■ **WHAT YOU WILL DO**
Return every entry exactly as written.

Data extracted from a collection
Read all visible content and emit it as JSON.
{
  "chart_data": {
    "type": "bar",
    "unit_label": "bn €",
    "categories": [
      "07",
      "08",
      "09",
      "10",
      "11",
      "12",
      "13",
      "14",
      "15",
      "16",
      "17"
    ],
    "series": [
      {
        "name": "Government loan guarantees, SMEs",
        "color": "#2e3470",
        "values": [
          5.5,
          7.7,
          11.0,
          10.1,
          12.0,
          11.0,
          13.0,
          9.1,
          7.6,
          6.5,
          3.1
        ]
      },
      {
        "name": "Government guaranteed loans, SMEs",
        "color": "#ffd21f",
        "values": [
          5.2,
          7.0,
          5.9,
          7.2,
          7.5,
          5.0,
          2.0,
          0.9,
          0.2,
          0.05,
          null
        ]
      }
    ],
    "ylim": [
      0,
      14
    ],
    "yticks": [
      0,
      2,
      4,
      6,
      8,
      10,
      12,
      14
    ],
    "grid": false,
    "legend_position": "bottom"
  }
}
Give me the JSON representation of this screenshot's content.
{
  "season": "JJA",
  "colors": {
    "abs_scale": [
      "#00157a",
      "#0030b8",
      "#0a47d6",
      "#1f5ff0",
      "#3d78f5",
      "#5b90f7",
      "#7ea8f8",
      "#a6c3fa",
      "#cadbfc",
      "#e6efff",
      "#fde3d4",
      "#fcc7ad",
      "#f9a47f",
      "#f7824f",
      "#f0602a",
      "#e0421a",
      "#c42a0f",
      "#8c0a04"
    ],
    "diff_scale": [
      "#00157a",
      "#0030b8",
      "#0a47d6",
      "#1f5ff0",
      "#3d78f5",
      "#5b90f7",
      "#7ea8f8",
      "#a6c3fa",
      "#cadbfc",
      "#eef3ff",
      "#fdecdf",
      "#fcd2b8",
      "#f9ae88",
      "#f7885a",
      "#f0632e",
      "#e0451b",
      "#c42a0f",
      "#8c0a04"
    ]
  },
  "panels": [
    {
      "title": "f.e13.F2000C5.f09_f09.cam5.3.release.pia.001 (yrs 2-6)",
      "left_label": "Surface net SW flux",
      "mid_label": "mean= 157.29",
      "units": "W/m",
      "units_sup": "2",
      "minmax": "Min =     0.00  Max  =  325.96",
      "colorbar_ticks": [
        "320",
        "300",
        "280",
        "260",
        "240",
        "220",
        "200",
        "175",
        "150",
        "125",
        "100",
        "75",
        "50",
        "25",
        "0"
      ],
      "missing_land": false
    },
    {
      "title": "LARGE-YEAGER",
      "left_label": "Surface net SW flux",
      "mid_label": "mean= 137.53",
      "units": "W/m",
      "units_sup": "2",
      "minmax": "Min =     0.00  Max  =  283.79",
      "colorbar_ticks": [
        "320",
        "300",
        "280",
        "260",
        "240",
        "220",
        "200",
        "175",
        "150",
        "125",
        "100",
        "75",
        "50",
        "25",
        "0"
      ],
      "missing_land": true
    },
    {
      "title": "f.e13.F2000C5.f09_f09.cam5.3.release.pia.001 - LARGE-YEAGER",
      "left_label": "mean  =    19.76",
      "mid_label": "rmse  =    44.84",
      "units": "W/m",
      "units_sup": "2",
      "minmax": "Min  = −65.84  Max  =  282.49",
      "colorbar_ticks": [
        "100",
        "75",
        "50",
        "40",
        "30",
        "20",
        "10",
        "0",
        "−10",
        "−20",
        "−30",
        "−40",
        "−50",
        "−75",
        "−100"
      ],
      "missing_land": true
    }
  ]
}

■ **THE RESPONSE**
Read all visible content and emit it as JSON.
{
  "chart_data": {
    "type": "bar",
    "unit_label": "bn €",
    "categories": [
      "07",
      "08",
      "09",
      "10",
      "11",
      "12",
      "13",
      "14",
      "15",
      "16",
      "17"
    ],
    "series": [
      {
        "name": "Government loan guarantees, SMEs",
        "color": "#2e3470",
        "values": [
          5.5,
          7.7,
          11.0,
          10.1,
          12.0,
          11.0,
          13.0,
          9.1,
          7.6,
          6.5,
          3.1
        ]
      },
      {
        "name": "Government guaranteed loans, SMEs",
        "color": "#ffd21f",
        "values": [
          5.2,
          7.0,
          5.9,
          7.2,
          7.5,
          5.0,
          2.0,
          0.9,
          0.2,
          0.05,
          null
        ]
      }
    ],
    "ylim": [
      0,
      14
    ],
    "yticks": [
      0,
      2,
      4,
      6,
      8,
      10,
      12,
      14
    ],
    "grid": false,
    "legend_position": "bottom"
  }
}
Give me the JSON representation of this screenshot's content.
{
  "season": "JJA",
  "colors": {
    "abs_scale": [
      "#00157a",
      "#0030b8",
      "#0a47d6",
      "#1f5ff0",
      "#3d78f5",
      "#5b90f7",
      "#7ea8f8",
      "#a6c3fa",
      "#cadbfc",
      "#e6efff",
      "#fde3d4",
      "#fcc7ad",
      "#f9a47f",
      "#f7824f",
      "#f0602a",
      "#e0421a",
      "#c42a0f",
      "#8c0a04"
    ],
    "diff_scale": [
      "#00157a",
      "#0030b8",
      "#0a47d6",
      "#1f5ff0",
      "#3d78f5",
      "#5b90f7",
      "#7ea8f8",
      "#a6c3fa",
      "#cadbfc",
      "#eef3ff",
      "#fdecdf",
      "#fcd2b8",
      "#f9ae88",
      "#f7885a",
      "#f0632e",
      "#e0451b",
      "#c42a0f",
      "#8c0a04"
    ]
  },
  "panels": [
    {
      "title": "f.e13.F2000C5.f09_f09.cam5.3.release.pia.001 (yrs 2-6)",
      "left_label": "Surface net SW flux",
      "mid_label": "mean= 157.29",
      "units": "W/m",
      "units_sup": "2",
      "minmax": "Min =     0.00  Max  =  325.96",
      "colorbar_ticks": [
        "320",
        "300",
        "280",
        "260",
        "240",
        "220",
        "200",
        "175",
        "150",
        "125",
        "100",
        "75",
        "50",
        "25",
        "0"
      ],
      "missing_land": false
    },
    {
      "title": "LARGE-YEAGER",
      "left_label": "Surface net SW flux",
      "mid_label": "mean= 137.53",
      "units": "W/m",
      "units_sup": "2",
      "minmax": "Min =     0.00  Max  =  283.79",
      "colorbar_ticks": [
        "320",
        "300",
        "280",
        "260",
        "240",
        "220",
        "200",
        "175",
        "150",
        "125",
        "100",
        "75",
        "50",
        "25",
        "0"
      ],
      "missing_land": true
    },
    {
      "title": "f.e13.F2000C5.f09_f09.cam5.3.release.pia.001 - LARGE-YEAGER",
      "left_label": "mean  =    19.76",
      "mid_label": "rmse  =    44.84",
      "units": "W/m",
      "units_sup": "2",
      "minmax": "Min  = −65.84  Max  =  282.49",
      "colorbar_ticks": [
        "100",
        "75",
        "50",
        "40",
        "30",
        "20",
        "10",
        "0",
        "−10",
        "−20",
        "−30",
        "−40",
        "−50",
        "−75",
        "−100"
      ],
      "missing_land": true
    }
  ]
}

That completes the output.